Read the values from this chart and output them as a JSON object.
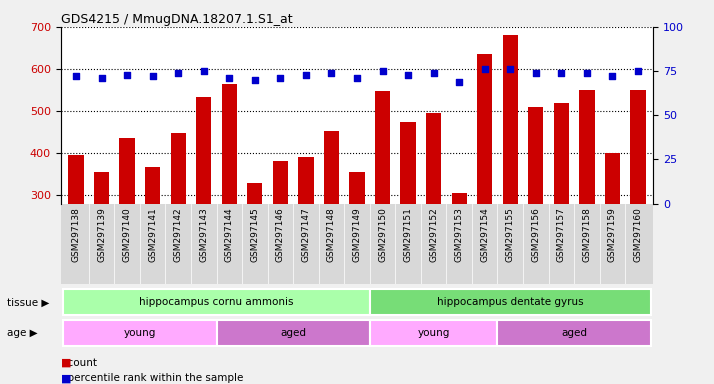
{
  "title": "GDS4215 / MmugDNA.18207.1.S1_at",
  "samples": [
    "GSM297138",
    "GSM297139",
    "GSM297140",
    "GSM297141",
    "GSM297142",
    "GSM297143",
    "GSM297144",
    "GSM297145",
    "GSM297146",
    "GSM297147",
    "GSM297148",
    "GSM297149",
    "GSM297150",
    "GSM297151",
    "GSM297152",
    "GSM297153",
    "GSM297154",
    "GSM297155",
    "GSM297156",
    "GSM297157",
    "GSM297158",
    "GSM297159",
    "GSM297160"
  ],
  "counts": [
    395,
    355,
    435,
    368,
    448,
    533,
    563,
    328,
    382,
    390,
    452,
    355,
    548,
    473,
    495,
    305,
    636,
    680,
    510,
    520,
    550,
    400,
    549
  ],
  "percentiles": [
    72,
    71,
    73,
    72,
    74,
    75,
    71,
    70,
    71,
    73,
    74,
    71,
    75,
    73,
    74,
    69,
    76,
    76,
    74,
    74,
    74,
    72,
    75
  ],
  "ylim_left": [
    280,
    700
  ],
  "ylim_right": [
    0,
    100
  ],
  "yticks_left": [
    300,
    400,
    500,
    600,
    700
  ],
  "yticks_right": [
    0,
    25,
    50,
    75,
    100
  ],
  "bar_color": "#cc0000",
  "dot_color": "#0000cc",
  "tissue_groups": [
    {
      "label": "hippocampus cornu ammonis",
      "start": 0,
      "end": 12,
      "color": "#aaffaa"
    },
    {
      "label": "hippocampus dentate gyrus",
      "start": 12,
      "end": 23,
      "color": "#77dd77"
    }
  ],
  "age_groups": [
    {
      "label": "young",
      "start": 0,
      "end": 6,
      "color": "#ffaaff"
    },
    {
      "label": "aged",
      "start": 6,
      "end": 12,
      "color": "#cc77cc"
    },
    {
      "label": "young",
      "start": 12,
      "end": 17,
      "color": "#ffaaff"
    },
    {
      "label": "aged",
      "start": 17,
      "end": 23,
      "color": "#cc77cc"
    }
  ],
  "fig_bg": "#f0f0f0",
  "plot_bg": "#ffffff",
  "tick_area_bg": "#d8d8d8",
  "grid_color": "#000000",
  "bar_color_legend": "#cc0000",
  "dot_color_legend": "#0000cc"
}
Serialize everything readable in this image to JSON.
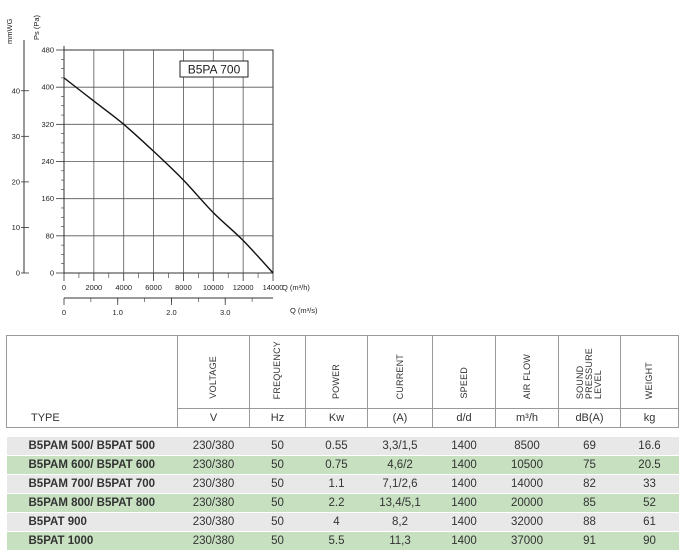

........

SHORT EXERCISE: Without the pictures, restate each entry exactly.

FULL ANSWER:
Read the values from this chart and output them as a JSON object.
{
  "title": "GDS4215 / MmugDNA.18207.1.S1_at",
  "samples": [
    "GSM297138",
    "GSM297139",
    "GSM297140",
    "GSM297141",
    "GSM297142",
    "GSM297143",
    "GSM297144",
    "GSM297145",
    "GSM297146",
    "GSM297147",
    "GSM297148",
    "GSM297149",
    "GSM297150",
    "GSM297151",
    "GSM297152",
    "GSM297153",
    "GSM297154",
    "GSM297155",
    "GSM297156",
    "GSM297157",
    "GSM297158",
    "GSM297159",
    "GSM297160"
  ],
  "counts": [
    395,
    355,
    435,
    368,
    448,
    533,
    563,
    328,
    382,
    390,
    452,
    355,
    548,
    473,
    495,
    305,
    636,
    680,
    510,
    520,
    550,
    400,
    549
  ],
  "percentiles": [
    72,
    71,
    73,
    72,
    74,
    75,
    71,
    70,
    71,
    73,
    74,
    71,
    75,
    73,
    74,
    69,
    76,
    76,
    74,
    74,
    74,
    72,
    75
  ],
  "ylim_left": [
    280,
    700
  ],
  "ylim_right": [
    0,
    100
  ],
  "yticks_left": [
    300,
    400,
    500,
    600,
    700
  ],
  "yticks_right": [
    0,
    25,
    50,
    75,
    100
  ],
  "bar_color": "#cc0000",
  "dot_color": "#0000cc",
  "tissue_groups": [
    {
      "label": "hippocampus cornu ammonis",
      "start": 0,
      "end": 12,
      "color": "#aaffaa"
    },
    {
      "label": "hippocampus dentate gyrus",
      "start": 12,
      "end": 23,
      "color": "#77dd77"
    }
  ],
  "age_groups": [
    {
      "label": "young",
      "start": 0,
      "end": 6,
      "color": "#ffaaff"
    },
    {
      "label": "aged",
      "start": 6,
      "end": 12,
      "color": "#cc77cc"
    },
    {
      "label": "young",
      "start": 12,
      "end": 17,
      "color": "#ffaaff"
    },
    {
      "label": "aged",
      "start": 17,
      "end": 23,
      "color": "#cc77cc"
    }
  ],
  "fig_bg": "#f0f0f0",
  "plot_bg": "#ffffff",
  "tick_area_bg": "#d8d8d8",
  "grid_color": "#000000",
  "bar_color_legend": "#cc0000",
  "dot_color_legend": "#0000cc"
}
Serialize everything readable in this image to JSON.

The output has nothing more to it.